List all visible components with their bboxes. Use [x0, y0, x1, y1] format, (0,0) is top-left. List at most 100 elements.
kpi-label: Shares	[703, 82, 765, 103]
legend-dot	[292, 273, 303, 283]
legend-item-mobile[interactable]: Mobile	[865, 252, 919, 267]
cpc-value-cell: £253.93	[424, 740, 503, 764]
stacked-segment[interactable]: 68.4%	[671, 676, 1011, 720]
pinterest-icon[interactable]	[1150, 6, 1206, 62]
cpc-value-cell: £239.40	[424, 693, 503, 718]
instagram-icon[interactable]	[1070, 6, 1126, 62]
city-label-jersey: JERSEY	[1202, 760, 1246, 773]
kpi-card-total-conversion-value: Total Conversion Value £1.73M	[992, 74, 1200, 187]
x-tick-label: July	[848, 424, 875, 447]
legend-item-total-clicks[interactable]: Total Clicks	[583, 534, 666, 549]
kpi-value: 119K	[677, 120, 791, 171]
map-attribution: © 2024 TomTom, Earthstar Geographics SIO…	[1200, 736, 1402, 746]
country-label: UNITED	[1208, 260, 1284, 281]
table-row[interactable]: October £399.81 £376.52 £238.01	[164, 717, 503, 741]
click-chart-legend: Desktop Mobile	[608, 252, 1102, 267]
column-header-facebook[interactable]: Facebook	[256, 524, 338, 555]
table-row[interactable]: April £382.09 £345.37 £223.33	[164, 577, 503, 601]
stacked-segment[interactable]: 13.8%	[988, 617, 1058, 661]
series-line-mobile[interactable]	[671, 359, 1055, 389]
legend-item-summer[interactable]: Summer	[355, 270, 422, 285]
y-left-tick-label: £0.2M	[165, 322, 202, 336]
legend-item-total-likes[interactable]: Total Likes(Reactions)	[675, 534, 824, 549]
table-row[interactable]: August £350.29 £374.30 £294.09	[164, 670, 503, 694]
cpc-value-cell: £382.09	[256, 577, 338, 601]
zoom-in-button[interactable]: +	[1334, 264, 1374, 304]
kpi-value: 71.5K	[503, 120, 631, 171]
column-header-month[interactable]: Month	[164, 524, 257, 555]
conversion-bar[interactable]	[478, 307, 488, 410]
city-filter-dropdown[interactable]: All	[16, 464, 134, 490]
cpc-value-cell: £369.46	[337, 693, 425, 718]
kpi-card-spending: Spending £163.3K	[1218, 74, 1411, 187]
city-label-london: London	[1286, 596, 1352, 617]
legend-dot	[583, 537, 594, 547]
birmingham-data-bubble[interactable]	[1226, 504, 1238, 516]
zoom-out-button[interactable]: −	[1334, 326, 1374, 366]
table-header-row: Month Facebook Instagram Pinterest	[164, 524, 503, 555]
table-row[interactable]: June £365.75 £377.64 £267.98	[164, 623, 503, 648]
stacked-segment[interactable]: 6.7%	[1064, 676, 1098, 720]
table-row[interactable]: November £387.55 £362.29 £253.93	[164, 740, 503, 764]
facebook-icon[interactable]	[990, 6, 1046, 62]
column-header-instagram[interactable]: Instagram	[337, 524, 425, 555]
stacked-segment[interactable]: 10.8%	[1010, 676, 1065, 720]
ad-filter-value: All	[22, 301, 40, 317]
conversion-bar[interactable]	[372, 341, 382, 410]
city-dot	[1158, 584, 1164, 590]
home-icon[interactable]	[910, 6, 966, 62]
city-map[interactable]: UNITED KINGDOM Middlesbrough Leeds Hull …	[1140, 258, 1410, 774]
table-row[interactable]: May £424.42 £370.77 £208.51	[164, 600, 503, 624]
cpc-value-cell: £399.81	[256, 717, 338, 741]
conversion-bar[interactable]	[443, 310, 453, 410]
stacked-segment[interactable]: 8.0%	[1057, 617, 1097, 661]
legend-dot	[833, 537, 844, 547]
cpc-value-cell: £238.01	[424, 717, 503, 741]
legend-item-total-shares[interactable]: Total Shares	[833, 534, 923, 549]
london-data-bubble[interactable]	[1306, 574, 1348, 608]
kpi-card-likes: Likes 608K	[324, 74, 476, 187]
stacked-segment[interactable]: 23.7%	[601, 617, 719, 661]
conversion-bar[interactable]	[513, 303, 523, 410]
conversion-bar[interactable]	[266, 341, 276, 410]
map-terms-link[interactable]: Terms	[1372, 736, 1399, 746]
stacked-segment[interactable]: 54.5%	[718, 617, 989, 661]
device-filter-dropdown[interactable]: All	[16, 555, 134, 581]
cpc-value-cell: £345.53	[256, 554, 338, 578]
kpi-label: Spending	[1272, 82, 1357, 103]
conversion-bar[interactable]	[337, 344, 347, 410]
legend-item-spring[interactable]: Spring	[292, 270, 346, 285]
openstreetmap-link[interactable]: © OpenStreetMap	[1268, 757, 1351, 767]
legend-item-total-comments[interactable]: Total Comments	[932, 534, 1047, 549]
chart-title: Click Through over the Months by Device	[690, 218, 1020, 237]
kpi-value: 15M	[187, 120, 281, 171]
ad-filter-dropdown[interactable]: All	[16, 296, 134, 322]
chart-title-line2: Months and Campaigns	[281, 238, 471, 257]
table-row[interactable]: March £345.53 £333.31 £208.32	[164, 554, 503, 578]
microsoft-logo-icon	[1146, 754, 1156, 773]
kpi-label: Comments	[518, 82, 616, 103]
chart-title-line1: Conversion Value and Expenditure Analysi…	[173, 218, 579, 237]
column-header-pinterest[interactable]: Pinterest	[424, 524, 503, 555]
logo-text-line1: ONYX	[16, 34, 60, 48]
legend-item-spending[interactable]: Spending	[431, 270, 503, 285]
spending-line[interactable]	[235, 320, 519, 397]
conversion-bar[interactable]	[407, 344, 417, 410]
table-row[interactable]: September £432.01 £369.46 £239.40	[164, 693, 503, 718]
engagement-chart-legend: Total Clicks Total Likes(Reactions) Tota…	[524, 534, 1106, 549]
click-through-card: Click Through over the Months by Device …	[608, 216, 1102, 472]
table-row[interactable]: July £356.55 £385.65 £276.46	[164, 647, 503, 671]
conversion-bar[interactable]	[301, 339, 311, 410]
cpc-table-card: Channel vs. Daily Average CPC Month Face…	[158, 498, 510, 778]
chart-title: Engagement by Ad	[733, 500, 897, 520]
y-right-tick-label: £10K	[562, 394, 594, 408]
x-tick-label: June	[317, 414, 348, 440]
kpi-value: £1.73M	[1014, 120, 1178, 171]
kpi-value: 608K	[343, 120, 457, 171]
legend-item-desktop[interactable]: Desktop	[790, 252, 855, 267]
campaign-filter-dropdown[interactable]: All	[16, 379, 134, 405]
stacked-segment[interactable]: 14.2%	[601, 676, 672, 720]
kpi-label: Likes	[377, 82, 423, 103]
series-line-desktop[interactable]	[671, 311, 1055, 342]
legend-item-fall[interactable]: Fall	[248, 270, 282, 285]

☆ ☆ ☆ ☆ ☆ ☆ ☆

**What you have to do**
Please copy the records above word for word, starting at the very beginning and ending with the line that contains "252, 919, 267]".

**Result for this task**
List all visible components with their bboxes. Use [x0, y0, x1, y1] format, (0,0) is top-left. List at most 100 elements.
kpi-label: Shares	[703, 82, 765, 103]
legend-dot	[292, 273, 303, 283]
legend-item-mobile[interactable]: Mobile	[865, 252, 919, 267]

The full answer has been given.